• [SHORT PROBLEM] Every line containing the word "CObb" needs to be found and copied.

• [SOURCE RECORDS]
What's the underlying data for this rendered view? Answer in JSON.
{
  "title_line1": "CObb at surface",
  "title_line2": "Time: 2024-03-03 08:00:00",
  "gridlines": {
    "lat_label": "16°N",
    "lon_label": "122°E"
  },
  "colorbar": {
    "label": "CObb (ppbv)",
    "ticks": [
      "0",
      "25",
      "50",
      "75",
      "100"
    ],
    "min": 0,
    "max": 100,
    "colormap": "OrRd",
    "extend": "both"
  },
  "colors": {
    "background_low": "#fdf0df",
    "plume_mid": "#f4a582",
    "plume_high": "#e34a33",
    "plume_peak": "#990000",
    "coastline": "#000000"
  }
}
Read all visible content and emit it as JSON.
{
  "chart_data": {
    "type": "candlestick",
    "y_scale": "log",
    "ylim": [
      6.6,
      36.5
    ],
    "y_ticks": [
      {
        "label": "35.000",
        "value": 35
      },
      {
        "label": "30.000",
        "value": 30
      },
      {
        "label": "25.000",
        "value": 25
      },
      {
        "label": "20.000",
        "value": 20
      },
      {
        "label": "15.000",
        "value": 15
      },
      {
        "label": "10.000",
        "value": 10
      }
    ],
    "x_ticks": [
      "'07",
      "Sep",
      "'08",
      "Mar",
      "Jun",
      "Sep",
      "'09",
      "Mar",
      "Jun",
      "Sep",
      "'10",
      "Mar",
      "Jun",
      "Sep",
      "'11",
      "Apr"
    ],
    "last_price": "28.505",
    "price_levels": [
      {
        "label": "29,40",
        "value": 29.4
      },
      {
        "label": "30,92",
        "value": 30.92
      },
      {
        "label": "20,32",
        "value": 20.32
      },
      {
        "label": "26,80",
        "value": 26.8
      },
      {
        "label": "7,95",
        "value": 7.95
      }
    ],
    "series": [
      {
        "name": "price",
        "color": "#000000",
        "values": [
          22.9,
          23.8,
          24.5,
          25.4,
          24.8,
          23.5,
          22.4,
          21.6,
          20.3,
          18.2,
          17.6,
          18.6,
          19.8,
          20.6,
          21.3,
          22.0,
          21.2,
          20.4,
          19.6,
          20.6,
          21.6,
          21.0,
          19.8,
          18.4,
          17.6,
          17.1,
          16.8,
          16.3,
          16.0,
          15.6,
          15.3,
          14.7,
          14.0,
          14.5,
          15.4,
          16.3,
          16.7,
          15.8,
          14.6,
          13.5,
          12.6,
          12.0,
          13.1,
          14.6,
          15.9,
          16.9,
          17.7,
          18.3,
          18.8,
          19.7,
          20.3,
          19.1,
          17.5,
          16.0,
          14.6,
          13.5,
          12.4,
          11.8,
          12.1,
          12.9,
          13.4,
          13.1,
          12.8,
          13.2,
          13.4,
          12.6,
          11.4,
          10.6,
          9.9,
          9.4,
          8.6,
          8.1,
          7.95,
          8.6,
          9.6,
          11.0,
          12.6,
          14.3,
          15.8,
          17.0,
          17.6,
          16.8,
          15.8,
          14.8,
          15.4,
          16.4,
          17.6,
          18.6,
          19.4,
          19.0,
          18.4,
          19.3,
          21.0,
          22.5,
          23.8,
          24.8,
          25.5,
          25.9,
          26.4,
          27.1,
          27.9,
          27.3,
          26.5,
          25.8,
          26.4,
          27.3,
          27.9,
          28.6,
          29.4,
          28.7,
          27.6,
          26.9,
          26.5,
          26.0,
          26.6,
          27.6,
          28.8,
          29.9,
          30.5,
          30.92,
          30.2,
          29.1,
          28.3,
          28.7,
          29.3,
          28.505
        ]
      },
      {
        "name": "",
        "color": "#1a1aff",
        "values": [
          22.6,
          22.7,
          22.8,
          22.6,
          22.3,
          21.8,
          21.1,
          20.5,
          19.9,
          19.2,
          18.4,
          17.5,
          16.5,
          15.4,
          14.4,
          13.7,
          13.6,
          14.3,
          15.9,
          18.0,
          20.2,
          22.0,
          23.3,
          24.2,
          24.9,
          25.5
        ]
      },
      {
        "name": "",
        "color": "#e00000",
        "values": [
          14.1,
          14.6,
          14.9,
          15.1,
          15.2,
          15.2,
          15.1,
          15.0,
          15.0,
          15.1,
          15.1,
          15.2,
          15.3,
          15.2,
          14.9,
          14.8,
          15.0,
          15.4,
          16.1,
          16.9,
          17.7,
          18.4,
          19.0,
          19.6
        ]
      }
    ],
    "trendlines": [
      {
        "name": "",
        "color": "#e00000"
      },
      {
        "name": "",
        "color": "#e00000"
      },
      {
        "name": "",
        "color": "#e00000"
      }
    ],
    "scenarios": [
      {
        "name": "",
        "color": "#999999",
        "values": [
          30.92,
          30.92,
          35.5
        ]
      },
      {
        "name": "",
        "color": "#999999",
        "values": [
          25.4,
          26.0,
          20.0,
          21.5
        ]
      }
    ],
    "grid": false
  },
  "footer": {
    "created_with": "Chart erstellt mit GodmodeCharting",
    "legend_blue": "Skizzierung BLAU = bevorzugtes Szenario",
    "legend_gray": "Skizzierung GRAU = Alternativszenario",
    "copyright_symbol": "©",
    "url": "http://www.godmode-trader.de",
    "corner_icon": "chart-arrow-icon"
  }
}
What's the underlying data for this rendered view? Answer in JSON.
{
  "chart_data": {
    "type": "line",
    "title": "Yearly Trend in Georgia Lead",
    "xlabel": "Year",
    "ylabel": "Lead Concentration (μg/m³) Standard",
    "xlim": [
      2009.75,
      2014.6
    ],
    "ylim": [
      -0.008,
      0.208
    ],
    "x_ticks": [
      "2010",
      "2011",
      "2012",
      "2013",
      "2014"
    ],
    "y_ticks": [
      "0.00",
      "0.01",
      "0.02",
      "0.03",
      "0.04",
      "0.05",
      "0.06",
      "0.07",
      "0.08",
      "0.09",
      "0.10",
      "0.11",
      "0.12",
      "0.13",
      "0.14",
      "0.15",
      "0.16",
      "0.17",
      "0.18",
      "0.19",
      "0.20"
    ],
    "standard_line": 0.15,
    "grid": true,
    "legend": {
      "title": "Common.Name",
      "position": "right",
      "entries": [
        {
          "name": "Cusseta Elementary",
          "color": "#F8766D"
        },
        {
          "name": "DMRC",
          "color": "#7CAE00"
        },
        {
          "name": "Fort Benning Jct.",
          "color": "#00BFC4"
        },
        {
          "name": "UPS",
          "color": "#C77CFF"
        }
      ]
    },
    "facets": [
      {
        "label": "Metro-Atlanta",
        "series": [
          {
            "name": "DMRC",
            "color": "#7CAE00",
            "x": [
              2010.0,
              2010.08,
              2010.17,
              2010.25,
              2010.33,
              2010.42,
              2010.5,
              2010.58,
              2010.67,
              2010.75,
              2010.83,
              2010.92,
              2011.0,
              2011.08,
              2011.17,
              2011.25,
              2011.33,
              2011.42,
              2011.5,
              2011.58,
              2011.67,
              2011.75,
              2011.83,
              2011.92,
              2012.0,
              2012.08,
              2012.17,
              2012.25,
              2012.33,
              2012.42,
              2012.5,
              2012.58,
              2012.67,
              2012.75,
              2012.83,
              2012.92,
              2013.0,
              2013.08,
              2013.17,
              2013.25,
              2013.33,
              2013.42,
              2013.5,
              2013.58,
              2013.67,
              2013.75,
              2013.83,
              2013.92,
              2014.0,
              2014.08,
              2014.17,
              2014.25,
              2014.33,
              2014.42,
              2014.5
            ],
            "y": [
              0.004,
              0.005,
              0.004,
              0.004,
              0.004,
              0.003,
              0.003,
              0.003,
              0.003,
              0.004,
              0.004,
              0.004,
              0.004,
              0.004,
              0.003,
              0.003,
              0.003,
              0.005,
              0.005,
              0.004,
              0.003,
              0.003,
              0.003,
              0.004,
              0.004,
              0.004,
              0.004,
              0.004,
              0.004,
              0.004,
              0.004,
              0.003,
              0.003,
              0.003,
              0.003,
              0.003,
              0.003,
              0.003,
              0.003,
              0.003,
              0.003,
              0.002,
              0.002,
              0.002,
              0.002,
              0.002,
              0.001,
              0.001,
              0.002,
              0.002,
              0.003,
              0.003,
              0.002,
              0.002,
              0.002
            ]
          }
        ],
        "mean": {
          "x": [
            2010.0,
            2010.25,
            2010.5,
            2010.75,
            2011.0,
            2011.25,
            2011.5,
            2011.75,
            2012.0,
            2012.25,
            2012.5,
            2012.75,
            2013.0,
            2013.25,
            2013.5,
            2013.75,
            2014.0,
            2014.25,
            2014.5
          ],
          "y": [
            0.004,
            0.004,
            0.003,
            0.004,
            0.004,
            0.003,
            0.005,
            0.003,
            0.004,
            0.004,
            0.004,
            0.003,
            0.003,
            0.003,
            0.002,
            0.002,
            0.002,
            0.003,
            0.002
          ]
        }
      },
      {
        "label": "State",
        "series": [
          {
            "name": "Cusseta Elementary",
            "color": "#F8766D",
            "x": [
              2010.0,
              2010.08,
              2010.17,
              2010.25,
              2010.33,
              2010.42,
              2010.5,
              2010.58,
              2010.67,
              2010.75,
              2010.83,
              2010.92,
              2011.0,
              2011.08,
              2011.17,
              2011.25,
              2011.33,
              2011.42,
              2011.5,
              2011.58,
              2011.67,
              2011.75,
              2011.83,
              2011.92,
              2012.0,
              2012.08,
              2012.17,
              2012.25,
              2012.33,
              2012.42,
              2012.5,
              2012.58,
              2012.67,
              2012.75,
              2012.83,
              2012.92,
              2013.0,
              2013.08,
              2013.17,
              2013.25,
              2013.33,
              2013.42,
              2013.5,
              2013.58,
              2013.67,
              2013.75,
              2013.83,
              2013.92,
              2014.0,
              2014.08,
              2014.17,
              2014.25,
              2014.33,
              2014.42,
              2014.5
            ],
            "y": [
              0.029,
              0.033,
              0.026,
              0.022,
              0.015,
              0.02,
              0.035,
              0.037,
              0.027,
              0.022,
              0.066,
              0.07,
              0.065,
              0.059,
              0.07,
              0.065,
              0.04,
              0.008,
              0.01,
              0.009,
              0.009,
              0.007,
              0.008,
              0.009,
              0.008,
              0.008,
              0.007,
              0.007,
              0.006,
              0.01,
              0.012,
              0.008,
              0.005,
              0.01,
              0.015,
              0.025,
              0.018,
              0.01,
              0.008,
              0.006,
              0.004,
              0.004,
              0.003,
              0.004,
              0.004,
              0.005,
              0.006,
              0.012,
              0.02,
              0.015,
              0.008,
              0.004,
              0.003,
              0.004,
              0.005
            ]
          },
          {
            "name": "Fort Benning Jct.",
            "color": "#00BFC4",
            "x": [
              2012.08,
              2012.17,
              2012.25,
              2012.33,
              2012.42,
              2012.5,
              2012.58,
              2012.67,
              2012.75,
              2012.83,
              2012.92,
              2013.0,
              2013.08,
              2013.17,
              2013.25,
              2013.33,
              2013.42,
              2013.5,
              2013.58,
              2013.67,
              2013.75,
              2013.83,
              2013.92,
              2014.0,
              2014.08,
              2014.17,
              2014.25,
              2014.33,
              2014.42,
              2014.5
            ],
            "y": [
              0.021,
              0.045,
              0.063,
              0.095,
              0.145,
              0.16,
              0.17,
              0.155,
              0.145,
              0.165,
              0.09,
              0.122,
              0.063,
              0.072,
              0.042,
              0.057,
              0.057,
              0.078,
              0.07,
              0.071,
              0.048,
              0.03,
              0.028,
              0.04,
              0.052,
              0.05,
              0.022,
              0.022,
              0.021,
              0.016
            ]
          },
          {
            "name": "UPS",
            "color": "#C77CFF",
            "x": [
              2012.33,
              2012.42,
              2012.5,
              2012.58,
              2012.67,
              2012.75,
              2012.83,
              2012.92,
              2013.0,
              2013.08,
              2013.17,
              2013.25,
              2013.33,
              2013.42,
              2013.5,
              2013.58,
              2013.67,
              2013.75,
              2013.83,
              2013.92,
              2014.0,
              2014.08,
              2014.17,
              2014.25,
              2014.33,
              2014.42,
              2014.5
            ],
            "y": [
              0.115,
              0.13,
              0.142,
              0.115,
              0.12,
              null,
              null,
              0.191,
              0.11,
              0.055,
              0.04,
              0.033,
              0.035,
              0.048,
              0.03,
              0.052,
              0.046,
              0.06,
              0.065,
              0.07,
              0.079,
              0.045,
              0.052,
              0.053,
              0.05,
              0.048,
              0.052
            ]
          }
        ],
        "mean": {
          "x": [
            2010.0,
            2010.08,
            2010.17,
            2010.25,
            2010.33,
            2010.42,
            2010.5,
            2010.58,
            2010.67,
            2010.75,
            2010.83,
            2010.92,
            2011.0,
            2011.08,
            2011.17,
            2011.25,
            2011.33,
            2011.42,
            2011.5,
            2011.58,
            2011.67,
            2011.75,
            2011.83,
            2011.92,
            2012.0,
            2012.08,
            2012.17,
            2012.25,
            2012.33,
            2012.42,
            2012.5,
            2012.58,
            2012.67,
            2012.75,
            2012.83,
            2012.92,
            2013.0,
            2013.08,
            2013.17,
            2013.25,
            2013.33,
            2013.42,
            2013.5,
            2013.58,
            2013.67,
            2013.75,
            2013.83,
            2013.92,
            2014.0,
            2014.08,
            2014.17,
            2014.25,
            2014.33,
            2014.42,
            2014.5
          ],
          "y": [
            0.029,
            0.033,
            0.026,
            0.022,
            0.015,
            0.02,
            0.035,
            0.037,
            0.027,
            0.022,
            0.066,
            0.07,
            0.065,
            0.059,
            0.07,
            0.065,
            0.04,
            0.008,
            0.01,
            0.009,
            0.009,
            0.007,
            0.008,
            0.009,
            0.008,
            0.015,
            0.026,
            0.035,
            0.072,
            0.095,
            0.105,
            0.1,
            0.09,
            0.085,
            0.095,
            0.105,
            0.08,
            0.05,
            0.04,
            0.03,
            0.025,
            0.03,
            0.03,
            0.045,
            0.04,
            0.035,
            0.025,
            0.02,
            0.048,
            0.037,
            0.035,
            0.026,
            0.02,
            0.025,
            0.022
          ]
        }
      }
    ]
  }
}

• [EXPECTED ANSWER]
  "title_line1": "CObb at surface",
    "label": "CObb (ppbv)",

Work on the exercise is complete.